_AIM OF THE TASK:_ Copy verbatim the part of the records that opens with the line containing "Patent image size: (784, 503)." and closes with the line containing "The target position 76 is at (457, 193).".

_SUPPLIED RECORDS:_
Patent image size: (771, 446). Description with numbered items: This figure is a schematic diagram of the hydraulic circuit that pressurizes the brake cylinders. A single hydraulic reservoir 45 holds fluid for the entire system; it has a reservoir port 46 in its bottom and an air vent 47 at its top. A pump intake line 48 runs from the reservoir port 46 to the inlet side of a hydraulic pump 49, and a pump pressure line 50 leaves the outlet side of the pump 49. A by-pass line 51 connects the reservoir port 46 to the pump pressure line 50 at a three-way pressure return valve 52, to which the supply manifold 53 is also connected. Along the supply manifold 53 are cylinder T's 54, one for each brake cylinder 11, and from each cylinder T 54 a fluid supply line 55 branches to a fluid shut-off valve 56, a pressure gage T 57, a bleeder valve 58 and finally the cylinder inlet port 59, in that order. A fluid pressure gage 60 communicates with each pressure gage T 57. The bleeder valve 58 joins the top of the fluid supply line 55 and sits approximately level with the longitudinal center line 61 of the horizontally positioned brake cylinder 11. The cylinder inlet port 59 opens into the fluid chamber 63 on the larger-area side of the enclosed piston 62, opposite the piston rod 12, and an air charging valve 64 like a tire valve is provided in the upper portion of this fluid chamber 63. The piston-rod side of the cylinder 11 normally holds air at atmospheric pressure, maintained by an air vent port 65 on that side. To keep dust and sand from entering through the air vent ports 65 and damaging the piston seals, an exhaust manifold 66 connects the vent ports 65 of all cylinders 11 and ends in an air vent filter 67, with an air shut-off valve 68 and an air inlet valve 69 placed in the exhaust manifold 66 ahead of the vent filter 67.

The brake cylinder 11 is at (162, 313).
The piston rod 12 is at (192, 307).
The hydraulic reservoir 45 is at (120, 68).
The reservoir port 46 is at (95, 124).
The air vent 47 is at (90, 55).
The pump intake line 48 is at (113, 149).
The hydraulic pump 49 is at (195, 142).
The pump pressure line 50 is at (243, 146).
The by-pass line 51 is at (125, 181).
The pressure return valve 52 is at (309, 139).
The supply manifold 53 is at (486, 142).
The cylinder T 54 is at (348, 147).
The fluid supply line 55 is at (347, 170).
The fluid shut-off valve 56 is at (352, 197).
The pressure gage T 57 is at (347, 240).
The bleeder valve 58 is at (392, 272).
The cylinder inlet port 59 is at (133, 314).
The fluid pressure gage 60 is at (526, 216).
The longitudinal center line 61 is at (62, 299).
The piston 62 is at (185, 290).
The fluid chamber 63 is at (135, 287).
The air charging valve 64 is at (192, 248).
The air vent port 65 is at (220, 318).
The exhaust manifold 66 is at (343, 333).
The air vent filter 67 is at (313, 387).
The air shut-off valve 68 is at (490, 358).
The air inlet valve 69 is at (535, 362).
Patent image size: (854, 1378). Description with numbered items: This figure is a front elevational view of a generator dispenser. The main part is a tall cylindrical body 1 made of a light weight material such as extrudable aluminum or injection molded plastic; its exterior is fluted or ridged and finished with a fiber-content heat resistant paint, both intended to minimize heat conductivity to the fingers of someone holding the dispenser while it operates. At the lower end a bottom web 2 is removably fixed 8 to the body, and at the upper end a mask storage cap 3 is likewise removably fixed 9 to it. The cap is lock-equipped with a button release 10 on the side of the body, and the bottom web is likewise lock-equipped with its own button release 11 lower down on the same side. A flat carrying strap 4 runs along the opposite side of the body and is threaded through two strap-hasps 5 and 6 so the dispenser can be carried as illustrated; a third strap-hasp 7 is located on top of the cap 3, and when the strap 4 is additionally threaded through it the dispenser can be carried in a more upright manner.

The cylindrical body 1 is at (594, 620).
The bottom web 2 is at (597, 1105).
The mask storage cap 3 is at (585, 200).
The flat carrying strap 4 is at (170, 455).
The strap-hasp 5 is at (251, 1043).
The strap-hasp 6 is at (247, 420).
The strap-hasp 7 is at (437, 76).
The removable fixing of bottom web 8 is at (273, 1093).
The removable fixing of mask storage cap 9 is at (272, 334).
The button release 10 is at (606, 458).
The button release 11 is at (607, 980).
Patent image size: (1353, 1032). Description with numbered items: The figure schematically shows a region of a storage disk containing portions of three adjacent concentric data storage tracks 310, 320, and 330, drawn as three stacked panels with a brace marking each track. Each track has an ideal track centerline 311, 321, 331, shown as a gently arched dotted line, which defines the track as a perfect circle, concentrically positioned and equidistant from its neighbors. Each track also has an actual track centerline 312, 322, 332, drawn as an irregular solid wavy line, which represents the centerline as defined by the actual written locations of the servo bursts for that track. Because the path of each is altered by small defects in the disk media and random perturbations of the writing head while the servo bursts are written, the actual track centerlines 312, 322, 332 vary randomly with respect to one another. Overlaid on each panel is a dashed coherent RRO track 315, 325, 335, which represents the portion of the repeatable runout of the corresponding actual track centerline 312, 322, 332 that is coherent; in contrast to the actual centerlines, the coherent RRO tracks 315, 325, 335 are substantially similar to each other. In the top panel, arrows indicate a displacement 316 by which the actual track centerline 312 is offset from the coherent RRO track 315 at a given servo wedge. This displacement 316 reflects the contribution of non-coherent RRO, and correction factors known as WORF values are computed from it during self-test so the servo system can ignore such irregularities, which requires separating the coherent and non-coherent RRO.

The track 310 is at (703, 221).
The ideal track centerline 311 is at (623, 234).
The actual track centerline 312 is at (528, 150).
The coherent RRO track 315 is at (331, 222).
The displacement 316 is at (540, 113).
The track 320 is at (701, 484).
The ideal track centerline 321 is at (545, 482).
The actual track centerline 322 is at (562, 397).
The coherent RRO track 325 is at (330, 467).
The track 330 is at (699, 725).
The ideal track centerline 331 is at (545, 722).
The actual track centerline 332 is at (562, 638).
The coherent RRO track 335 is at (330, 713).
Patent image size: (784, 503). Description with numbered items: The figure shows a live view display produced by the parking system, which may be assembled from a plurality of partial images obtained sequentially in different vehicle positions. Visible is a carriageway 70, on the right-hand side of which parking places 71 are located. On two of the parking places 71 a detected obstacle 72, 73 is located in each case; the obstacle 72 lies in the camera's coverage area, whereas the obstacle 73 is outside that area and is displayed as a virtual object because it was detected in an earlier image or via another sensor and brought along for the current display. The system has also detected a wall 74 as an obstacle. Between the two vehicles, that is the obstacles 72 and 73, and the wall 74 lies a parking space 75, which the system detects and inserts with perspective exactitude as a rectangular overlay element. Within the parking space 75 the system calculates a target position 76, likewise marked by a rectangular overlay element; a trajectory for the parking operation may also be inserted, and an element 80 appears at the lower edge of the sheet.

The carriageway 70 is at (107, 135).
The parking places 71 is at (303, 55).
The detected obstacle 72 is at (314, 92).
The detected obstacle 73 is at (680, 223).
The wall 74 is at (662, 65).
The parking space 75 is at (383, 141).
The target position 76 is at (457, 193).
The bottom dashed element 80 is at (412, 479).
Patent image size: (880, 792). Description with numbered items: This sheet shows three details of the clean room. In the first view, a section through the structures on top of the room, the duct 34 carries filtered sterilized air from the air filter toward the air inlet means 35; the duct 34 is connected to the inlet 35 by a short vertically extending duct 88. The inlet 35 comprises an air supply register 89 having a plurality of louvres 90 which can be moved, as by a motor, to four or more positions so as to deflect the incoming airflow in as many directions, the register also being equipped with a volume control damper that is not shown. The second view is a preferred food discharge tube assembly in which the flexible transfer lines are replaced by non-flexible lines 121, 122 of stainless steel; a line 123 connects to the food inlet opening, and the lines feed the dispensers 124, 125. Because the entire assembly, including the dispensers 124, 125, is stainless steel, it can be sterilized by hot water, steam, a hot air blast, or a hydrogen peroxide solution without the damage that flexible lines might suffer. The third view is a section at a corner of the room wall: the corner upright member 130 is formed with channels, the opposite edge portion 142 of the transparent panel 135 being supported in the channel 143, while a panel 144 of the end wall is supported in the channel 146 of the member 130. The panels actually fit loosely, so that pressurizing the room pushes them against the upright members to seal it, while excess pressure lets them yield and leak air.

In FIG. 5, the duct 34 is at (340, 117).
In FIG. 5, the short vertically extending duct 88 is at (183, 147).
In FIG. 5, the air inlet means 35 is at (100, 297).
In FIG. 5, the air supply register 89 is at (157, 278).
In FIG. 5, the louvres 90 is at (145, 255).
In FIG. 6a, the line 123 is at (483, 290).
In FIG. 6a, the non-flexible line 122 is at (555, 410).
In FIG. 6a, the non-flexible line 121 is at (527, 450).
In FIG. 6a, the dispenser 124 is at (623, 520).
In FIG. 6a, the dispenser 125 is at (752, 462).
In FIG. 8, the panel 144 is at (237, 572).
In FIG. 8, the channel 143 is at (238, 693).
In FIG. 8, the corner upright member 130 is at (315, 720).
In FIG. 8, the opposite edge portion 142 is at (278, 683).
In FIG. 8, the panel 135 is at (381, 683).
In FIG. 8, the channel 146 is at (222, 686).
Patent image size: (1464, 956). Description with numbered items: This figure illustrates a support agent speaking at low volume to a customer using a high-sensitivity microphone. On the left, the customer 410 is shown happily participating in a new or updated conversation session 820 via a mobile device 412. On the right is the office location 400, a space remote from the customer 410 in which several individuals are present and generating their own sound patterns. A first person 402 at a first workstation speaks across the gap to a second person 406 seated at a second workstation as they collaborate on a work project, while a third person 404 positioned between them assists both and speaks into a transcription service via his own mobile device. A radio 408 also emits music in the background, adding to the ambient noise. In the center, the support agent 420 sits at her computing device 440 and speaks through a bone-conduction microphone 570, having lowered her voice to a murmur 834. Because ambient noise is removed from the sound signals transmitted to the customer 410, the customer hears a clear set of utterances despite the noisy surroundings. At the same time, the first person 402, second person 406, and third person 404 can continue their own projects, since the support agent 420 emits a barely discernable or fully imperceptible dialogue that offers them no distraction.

_WORKED SOLUTION:_
Patent image size: (784, 503). Description with numbered items: The figure shows a live view display produced by the parking system, which may be assembled from a plurality of partial images obtained sequentially in different vehicle positions. Visible is a carriageway 70, on the right-hand side of which parking places 71 are located. On two of the parking places 71 a detected obstacle 72, 73 is located in each case; the obstacle 72 lies in the camera's coverage area, whereas the obstacle 73 is outside that area and is displayed as a virtual object because it was detected in an earlier image or via another sensor and brought along for the current display. The system has also detected a wall 74 as an obstacle. Between the two vehicles, that is the obstacles 72 and 73, and the wall 74 lies a parking space 75, which the system detects and inserts with perspective exactitude as a rectangular overlay element. Within the parking space 75 the system calculates a target position 76, likewise marked by a rectangular overlay element; a trajectory for the parking operation may also be inserted, and an element 80 appears at the lower edge of the sheet.

The carriageway 70 is at (107, 135).
The parking places 71 is at (303, 55).
The detected obstacle 72 is at (314, 92).
The detected obstacle 73 is at (680, 223).
The wall 74 is at (662, 65).
The parking space 75 is at (383, 141).
The target position 76 is at (457, 193).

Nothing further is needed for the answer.